### Stated problem
Write out the listing beneath this instruction in its entirety, exactly as it reads.

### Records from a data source
* * * * *

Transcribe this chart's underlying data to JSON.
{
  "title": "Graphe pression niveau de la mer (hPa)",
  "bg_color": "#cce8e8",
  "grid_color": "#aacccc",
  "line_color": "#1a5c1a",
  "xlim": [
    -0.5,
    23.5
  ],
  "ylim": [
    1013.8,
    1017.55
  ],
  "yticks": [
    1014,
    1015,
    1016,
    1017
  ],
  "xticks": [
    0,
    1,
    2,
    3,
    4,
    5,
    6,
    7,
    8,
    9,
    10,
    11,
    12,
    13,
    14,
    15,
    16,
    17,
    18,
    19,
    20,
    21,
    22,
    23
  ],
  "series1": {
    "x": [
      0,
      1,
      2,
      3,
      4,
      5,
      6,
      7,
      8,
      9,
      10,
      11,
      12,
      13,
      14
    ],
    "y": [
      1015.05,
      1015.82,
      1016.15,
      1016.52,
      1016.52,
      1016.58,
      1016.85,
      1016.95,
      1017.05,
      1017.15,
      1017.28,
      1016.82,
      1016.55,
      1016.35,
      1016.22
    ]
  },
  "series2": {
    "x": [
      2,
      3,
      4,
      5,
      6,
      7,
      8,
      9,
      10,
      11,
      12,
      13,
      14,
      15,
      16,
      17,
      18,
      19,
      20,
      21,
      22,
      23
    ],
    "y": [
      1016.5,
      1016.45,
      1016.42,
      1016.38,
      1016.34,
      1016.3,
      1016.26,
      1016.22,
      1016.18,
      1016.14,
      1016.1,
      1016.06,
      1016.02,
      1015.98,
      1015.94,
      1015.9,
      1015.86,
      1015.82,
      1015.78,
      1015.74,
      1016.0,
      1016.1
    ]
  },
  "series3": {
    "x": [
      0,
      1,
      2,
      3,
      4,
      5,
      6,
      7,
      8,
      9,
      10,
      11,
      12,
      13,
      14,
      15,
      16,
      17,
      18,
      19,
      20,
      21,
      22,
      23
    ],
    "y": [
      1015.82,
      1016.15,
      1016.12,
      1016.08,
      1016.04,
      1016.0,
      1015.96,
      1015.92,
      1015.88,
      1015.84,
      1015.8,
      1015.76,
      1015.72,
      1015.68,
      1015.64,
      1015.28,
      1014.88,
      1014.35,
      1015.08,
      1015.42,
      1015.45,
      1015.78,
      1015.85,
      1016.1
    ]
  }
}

* * * * *

### Written solution
Transcribe this chart's underlying data to JSON.
{
  "title": "Graphe pression niveau de la mer (hPa)",
  "bg_color": "#cce8e8",
  "grid_color": "#aacccc",
  "line_color": "#1a5c1a",
  "xlim": [
    -0.5,
    23.5
  ],
  "ylim": [
    1013.8,
    1017.55
  ],
  "yticks": [
    1014,
    1015,
    1016,
    1017
  ],
  "xticks": [
    0,
    1,
    2,
    3,
    4,
    5,
    6,
    7,
    8,
    9,
    10,
    11,
    12,
    13,
    14,
    15,
    16,
    17,
    18,
    19,
    20,
    21,
    22,
    23
  ],
  "series1": {
    "x": [
      0,
      1,
      2,
      3,
      4,
      5,
      6,
      7,
      8,
      9,
      10,
      11,
      12,
      13,
      14
    ],
    "y": [
      1015.05,
      1015.82,
      1016.15,
      1016.52,
      1016.52,
      1016.58,
      1016.85,
      1016.95,
      1017.05,
      1017.15,
      1017.28,
      1016.82,
      1016.55,
      1016.35,
      1016.22
    ]
  },
  "series2": {
    "x": [
      2,
      3,
      4,
      5,
      6,
      7,
      8,
      9,
      10,
      11,
      12,
      13,
      14,
      15,
      16,
      17,
      18,
      19,
      20,
      21,
      22,
      23
    ],
    "y": [
      1016.5,
      1016.45,
      1016.42,
      1016.38,
      1016.34,
      1016.3,
      1016.26,
      1016.22,
      1016.18,
      1016.14,
      1016.1,
      1016.06,
      1016.02,
      1015.98,
      1015.94,
      1015.9,
      1015.86,
      1015.82,
      1015.78,
      1015.74,
      1016.0,
      1016.1
    ]
  },
  "series3": {
    "x": [
      0,
      1,
      2,
      3,
      4,
      5,
      6,
      7,
      8,
      9,
      10,
      11,
      12,
      13,
      14,
      15,
      16,
      17,
      18,
      19,
      20,
      21,
      22,
      23
    ],
    "y": [
      1015.82,
      1016.15,
      1016.12,
      1016.08,
      1016.04,
      1016.0,
      1015.96,
      1015.92,
      1015.88,
      1015.84,
      1015.8,
      1015.76,
      1015.72,
      1015.68,
      1015.64,
      1015.28,
      1014.88,
      1014.35,
      1015.08,
      1015.42,
      1015.45,
      1015.78,
      1015.85,
      1016.1
    ]
  }
}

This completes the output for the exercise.